## Task directions:
Print the entries below word for word; the pictures stay out of your copy.

START Data supplied

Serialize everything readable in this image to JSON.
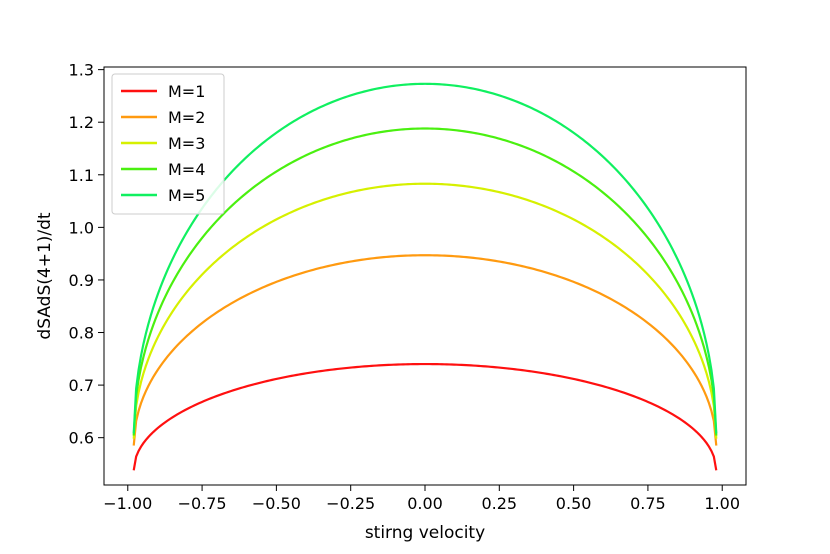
{
  "chart_data": {
    "type": "line",
    "title": "",
    "xlabel": "stirng velocity",
    "ylabel": "dSAdS(4+1)/dt",
    "xlim": [
      -1.08,
      1.08
    ],
    "ylim": [
      0.51,
      1.305
    ],
    "x_range": [
      -0.98,
      0.98
    ],
    "x_ticks": [
      -1.0,
      -0.75,
      -0.5,
      -0.25,
      0.0,
      0.25,
      0.5,
      0.75,
      1.0
    ],
    "x_tick_labels": [
      "−1.00",
      "−0.75",
      "−0.50",
      "−0.25",
      "0.00",
      "0.25",
      "0.50",
      "0.75",
      "1.00"
    ],
    "y_ticks": [
      0.6,
      0.7,
      0.8,
      0.9,
      1.0,
      1.1,
      1.2,
      1.3
    ],
    "y_tick_labels": [
      "0.6",
      "0.7",
      "0.8",
      "0.9",
      "1.0",
      "1.1",
      "1.2",
      "1.3"
    ],
    "grid": false,
    "legend_position": "upper-left",
    "series": [
      {
        "name": "M=1",
        "color": "#ff1010",
        "peak": 0.74,
        "edge": 0.538
      },
      {
        "name": "M=2",
        "color": "#ff9a10",
        "peak": 0.947,
        "edge": 0.585
      },
      {
        "name": "M=3",
        "color": "#d6f000",
        "peak": 1.083,
        "edge": 0.598
      },
      {
        "name": "M=4",
        "color": "#4af010",
        "peak": 1.188,
        "edge": 0.604
      },
      {
        "name": "M=5",
        "color": "#10f060",
        "peak": 1.273,
        "edge": 0.608
      }
    ]
  }
}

END Data supplied

## Full solution:
Serialize everything readable in this image to JSON.
{
  "chart_data": {
    "type": "line",
    "title": "",
    "xlabel": "stirng velocity",
    "ylabel": "dSAdS(4+1)/dt",
    "xlim": [
      -1.08,
      1.08
    ],
    "ylim": [
      0.51,
      1.305
    ],
    "x_range": [
      -0.98,
      0.98
    ],
    "x_ticks": [
      -1.0,
      -0.75,
      -0.5,
      -0.25,
      0.0,
      0.25,
      0.5,
      0.75,
      1.0
    ],
    "x_tick_labels": [
      "−1.00",
      "−0.75",
      "−0.50",
      "−0.25",
      "0.00",
      "0.25",
      "0.50",
      "0.75",
      "1.00"
    ],
    "y_ticks": [
      0.6,
      0.7,
      0.8,
      0.9,
      1.0,
      1.1,
      1.2,
      1.3
    ],
    "y_tick_labels": [
      "0.6",
      "0.7",
      "0.8",
      "0.9",
      "1.0",
      "1.1",
      "1.2",
      "1.3"
    ],
    "grid": false,
    "legend_position": "upper-left",
    "series": [
      {
        "name": "M=1",
        "color": "#ff1010",
        "peak": 0.74,
        "edge": 0.538
      },
      {
        "name": "M=2",
        "color": "#ff9a10",
        "peak": 0.947,
        "edge": 0.585
      },
      {
        "name": "M=3",
        "color": "#d6f000",
        "peak": 1.083,
        "edge": 0.598
      },
      {
        "name": "M=4",
        "color": "#4af010",
        "peak": 1.188,
        "edge": 0.604
      },
      {
        "name": "M=5",
        "color": "#10f060",
        "peak": 1.273,
        "edge": 0.608
      }
    ]
  }
}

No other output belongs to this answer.